(Stored items from a collection)
◇ ◇ ◇ ◇
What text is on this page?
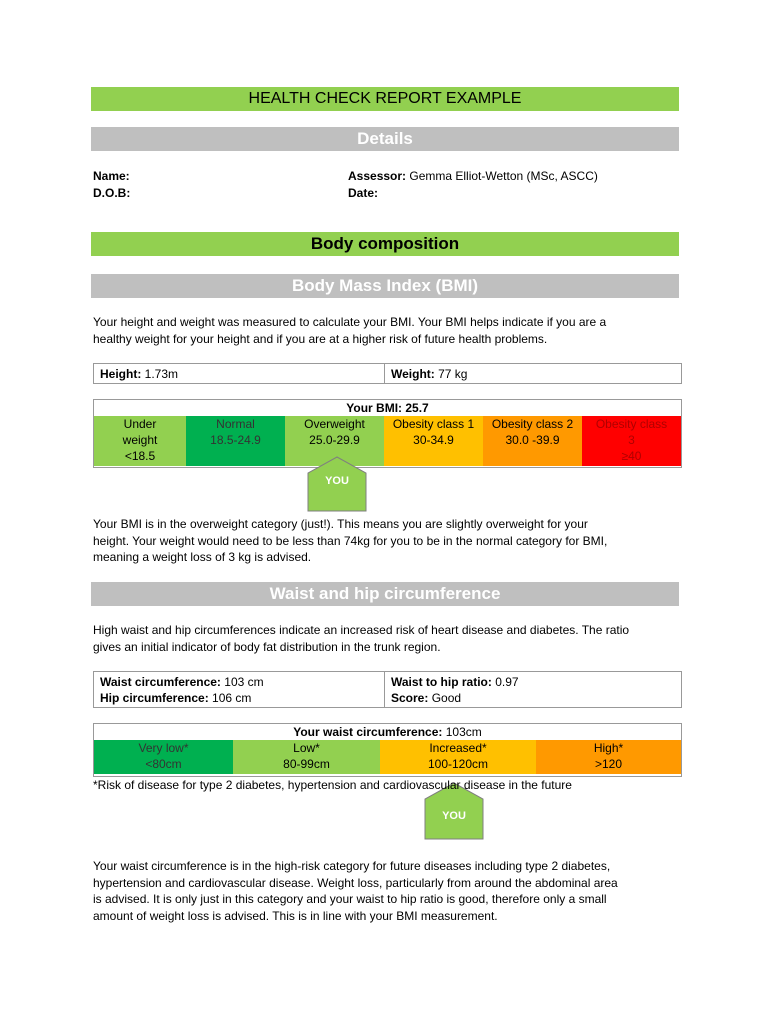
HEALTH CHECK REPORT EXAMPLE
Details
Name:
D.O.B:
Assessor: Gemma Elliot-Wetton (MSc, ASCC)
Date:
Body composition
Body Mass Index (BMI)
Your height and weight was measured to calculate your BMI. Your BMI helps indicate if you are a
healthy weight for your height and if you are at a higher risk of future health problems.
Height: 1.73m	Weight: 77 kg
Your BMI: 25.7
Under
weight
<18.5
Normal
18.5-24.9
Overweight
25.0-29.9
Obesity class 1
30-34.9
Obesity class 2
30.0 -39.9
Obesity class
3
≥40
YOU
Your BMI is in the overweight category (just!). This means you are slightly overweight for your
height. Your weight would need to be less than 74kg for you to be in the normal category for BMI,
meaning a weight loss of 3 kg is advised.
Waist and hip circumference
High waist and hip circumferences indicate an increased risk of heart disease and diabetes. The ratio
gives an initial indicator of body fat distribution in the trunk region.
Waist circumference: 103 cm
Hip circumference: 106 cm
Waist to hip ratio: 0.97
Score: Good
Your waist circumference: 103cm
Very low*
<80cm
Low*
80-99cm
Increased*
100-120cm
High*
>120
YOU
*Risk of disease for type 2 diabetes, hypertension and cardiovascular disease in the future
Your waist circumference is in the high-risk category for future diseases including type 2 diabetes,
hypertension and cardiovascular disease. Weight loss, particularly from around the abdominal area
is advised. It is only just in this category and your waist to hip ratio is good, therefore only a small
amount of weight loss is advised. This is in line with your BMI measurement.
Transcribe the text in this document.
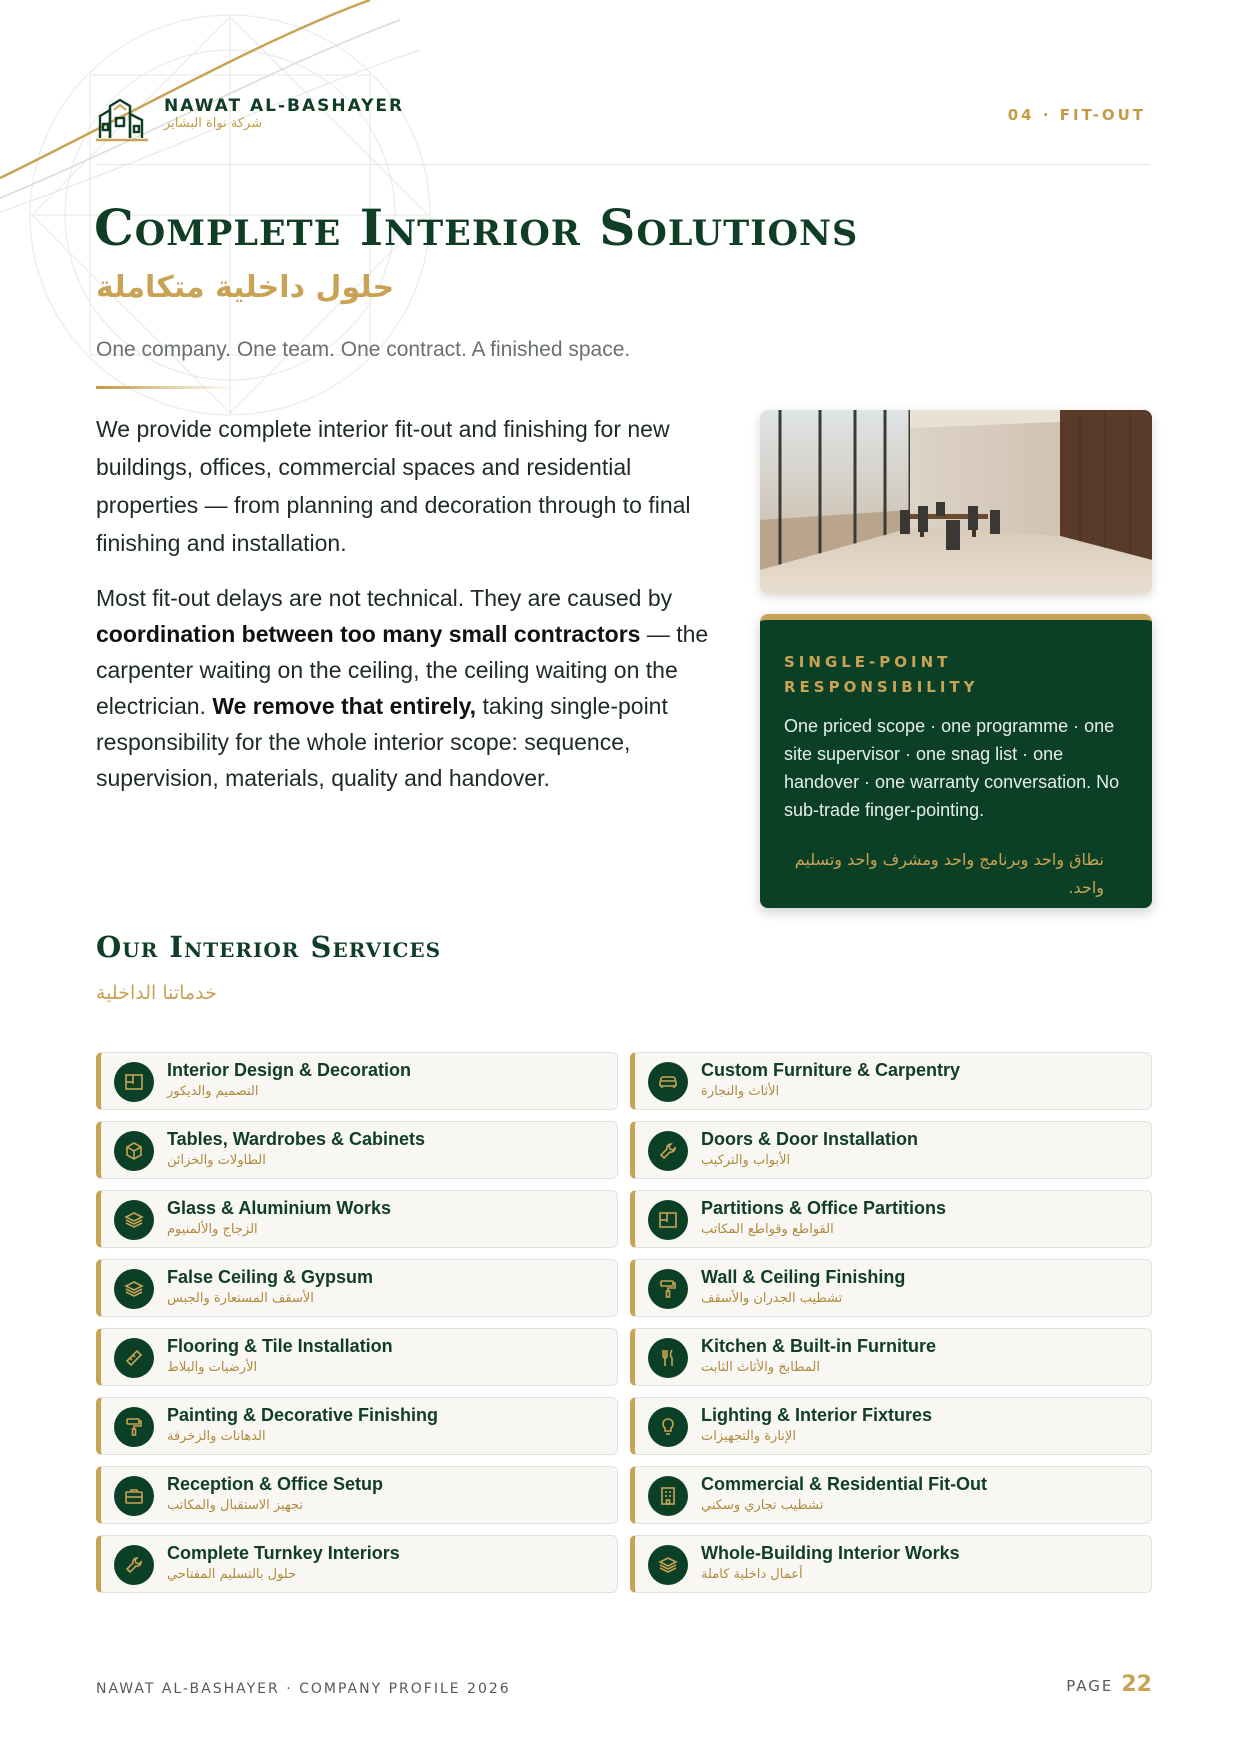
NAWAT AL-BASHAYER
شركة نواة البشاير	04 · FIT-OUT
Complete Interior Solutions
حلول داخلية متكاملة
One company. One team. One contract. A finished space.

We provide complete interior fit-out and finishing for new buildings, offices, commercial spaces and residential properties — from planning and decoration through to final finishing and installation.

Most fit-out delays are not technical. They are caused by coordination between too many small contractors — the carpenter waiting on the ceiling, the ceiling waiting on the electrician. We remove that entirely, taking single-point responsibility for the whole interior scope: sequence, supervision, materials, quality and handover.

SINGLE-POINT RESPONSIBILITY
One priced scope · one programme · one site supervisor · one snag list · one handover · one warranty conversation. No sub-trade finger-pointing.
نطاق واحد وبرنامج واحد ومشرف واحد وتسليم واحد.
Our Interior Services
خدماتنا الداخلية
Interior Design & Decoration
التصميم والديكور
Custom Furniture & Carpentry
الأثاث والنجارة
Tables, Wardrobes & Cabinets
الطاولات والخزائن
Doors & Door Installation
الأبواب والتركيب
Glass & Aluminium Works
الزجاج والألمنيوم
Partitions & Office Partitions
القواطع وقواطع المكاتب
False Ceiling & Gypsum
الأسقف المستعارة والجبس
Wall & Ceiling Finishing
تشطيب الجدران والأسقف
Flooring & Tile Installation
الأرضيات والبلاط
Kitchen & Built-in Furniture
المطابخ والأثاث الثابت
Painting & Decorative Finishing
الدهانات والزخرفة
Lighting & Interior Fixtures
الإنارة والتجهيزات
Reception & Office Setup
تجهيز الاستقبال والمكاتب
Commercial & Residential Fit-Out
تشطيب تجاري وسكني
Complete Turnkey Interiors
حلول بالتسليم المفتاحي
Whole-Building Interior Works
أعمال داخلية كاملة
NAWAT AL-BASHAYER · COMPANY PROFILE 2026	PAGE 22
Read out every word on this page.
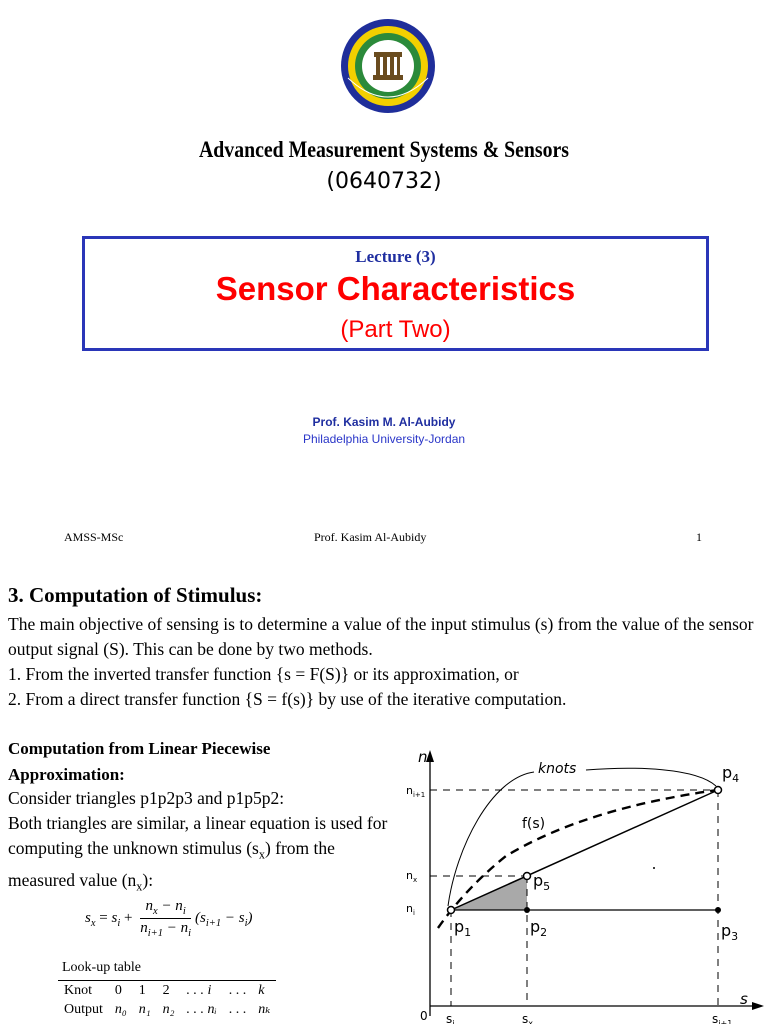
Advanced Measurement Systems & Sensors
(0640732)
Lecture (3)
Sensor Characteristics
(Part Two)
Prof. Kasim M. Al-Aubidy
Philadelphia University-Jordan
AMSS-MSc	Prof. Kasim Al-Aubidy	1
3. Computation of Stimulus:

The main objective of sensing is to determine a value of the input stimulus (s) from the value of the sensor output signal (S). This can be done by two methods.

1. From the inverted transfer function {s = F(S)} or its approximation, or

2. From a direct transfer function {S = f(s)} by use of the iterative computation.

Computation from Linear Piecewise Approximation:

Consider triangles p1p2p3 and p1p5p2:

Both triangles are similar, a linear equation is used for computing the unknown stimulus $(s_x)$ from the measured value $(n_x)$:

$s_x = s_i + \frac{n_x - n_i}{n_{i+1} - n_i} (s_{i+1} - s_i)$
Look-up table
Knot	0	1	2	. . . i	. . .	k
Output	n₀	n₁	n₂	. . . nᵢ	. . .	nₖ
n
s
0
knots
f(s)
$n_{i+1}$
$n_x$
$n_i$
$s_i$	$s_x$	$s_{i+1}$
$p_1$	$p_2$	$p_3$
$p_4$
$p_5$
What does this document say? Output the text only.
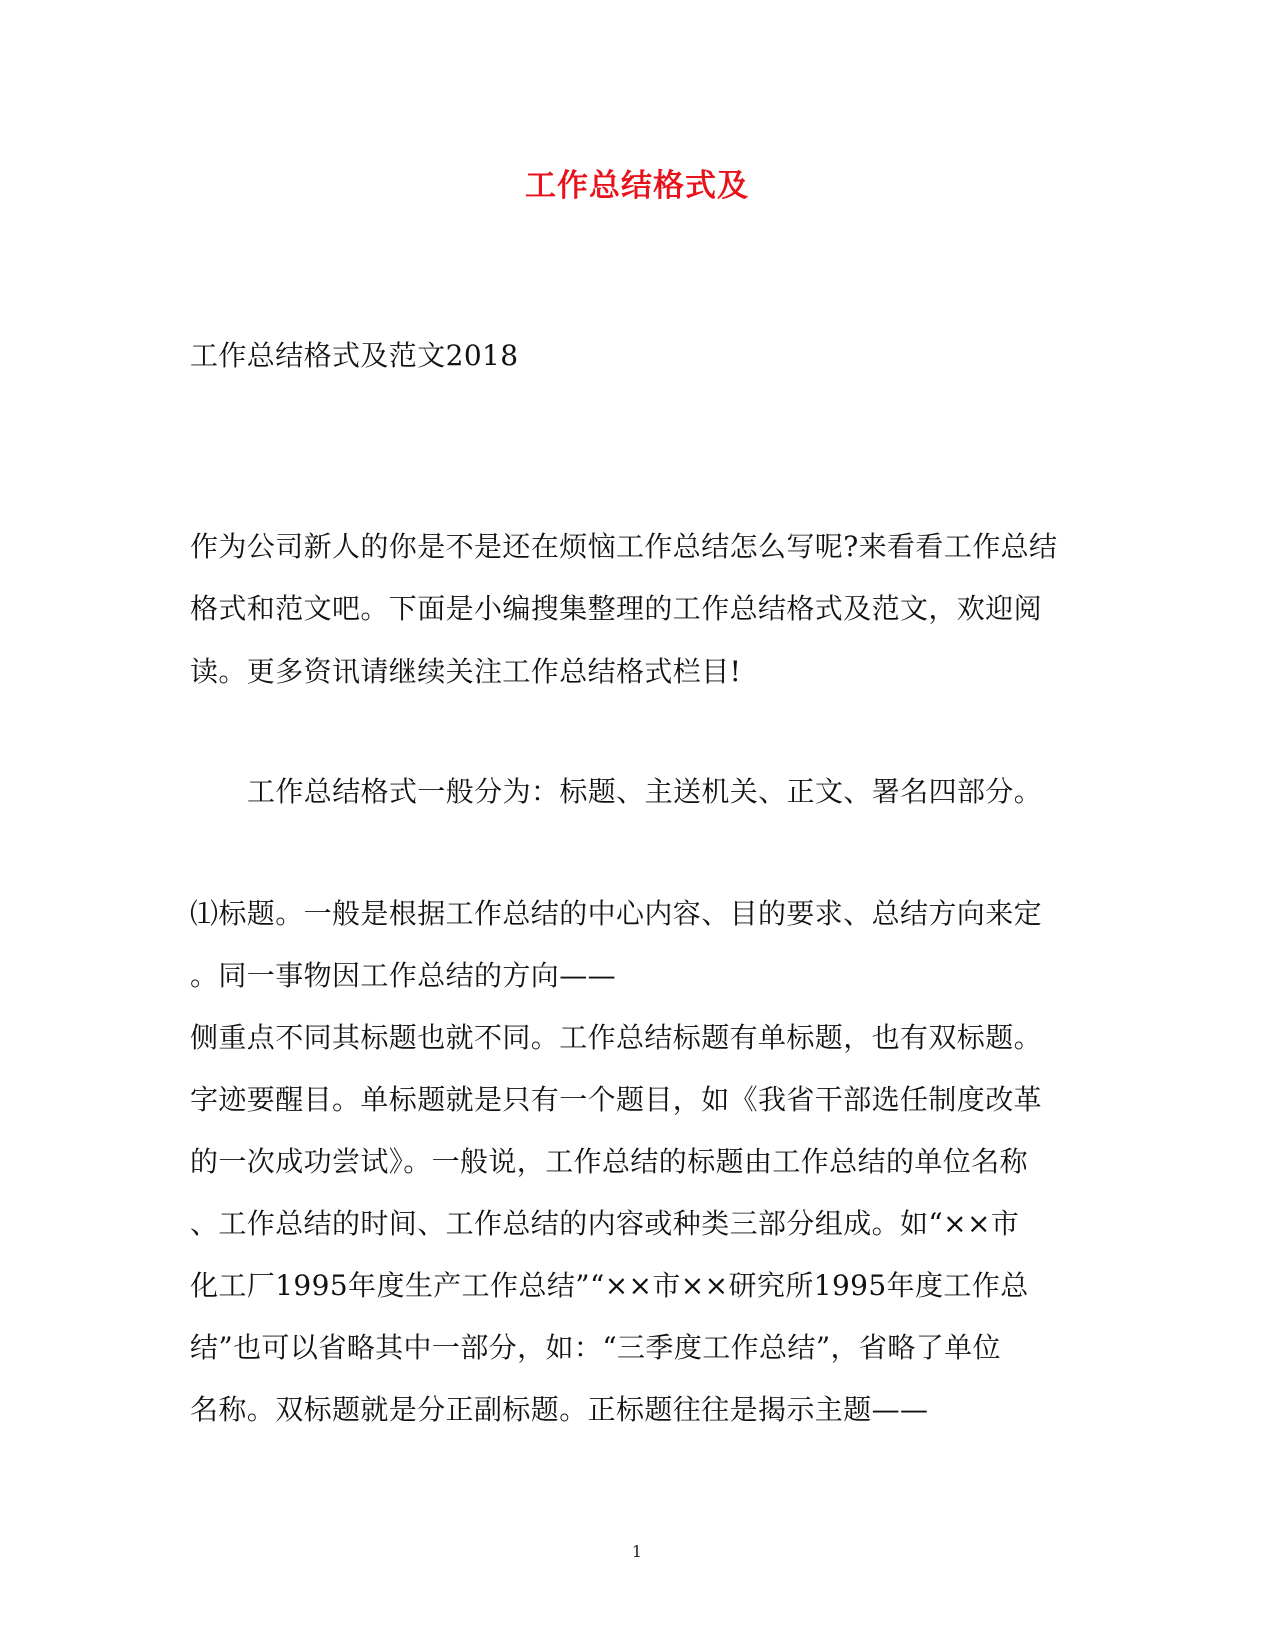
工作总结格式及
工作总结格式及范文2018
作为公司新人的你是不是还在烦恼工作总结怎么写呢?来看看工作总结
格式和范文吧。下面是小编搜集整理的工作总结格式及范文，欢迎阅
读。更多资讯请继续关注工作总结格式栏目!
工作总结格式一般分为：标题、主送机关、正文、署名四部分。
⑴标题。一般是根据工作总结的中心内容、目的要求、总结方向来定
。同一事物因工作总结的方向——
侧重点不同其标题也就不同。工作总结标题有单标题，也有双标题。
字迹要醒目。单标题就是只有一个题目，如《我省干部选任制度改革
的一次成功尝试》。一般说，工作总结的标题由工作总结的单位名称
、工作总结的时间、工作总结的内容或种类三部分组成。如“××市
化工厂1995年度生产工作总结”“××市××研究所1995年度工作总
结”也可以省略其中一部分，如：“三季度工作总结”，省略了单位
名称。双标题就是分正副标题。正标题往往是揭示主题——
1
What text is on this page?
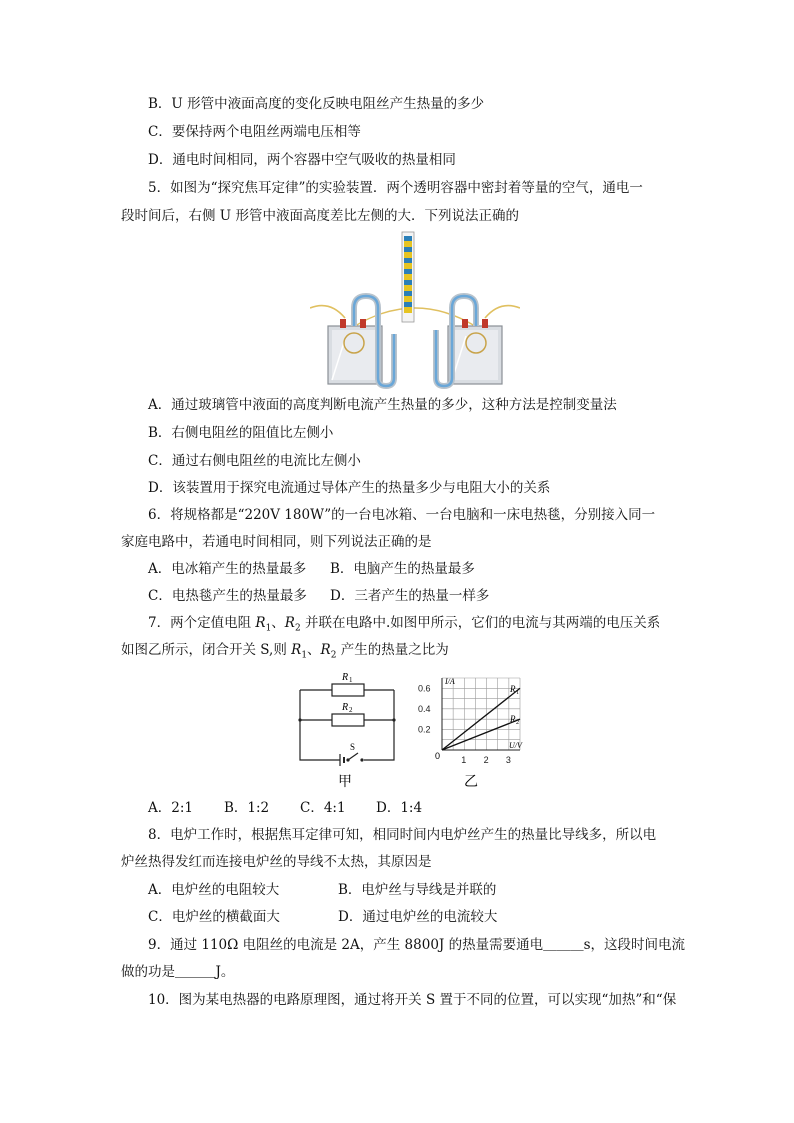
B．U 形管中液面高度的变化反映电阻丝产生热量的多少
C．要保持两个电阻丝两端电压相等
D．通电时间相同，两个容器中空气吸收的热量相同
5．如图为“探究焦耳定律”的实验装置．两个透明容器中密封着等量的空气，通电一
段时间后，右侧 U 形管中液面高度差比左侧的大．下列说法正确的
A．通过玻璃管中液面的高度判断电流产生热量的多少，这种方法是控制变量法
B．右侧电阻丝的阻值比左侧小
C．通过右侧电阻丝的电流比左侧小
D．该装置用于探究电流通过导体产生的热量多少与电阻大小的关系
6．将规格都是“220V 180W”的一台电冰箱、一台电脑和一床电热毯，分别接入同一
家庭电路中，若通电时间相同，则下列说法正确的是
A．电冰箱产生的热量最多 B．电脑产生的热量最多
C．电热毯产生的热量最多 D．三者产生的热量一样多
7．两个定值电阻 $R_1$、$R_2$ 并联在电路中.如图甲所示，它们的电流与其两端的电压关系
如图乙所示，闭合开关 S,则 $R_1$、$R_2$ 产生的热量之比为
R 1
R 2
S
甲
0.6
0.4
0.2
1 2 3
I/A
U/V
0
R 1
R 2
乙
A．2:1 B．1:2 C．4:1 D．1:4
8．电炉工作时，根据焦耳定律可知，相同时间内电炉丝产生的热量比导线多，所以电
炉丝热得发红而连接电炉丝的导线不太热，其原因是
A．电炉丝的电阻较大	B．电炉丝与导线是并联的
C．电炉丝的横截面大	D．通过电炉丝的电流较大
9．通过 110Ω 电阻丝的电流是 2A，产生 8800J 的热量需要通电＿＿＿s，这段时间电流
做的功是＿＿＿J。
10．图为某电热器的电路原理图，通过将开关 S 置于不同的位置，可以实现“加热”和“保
◇ ◇ ◇ ◇
WORK INSTRUCTIONS: Which lines of the material contain the string "advised"? List each of them.

SOLUTION:
meaning a weight loss of 3 kg is advised.
is advised. It is only just in this category and your waist to hip ratio is good, therefore only a small
amount of weight loss is advised. This is in line with your BMI measurement.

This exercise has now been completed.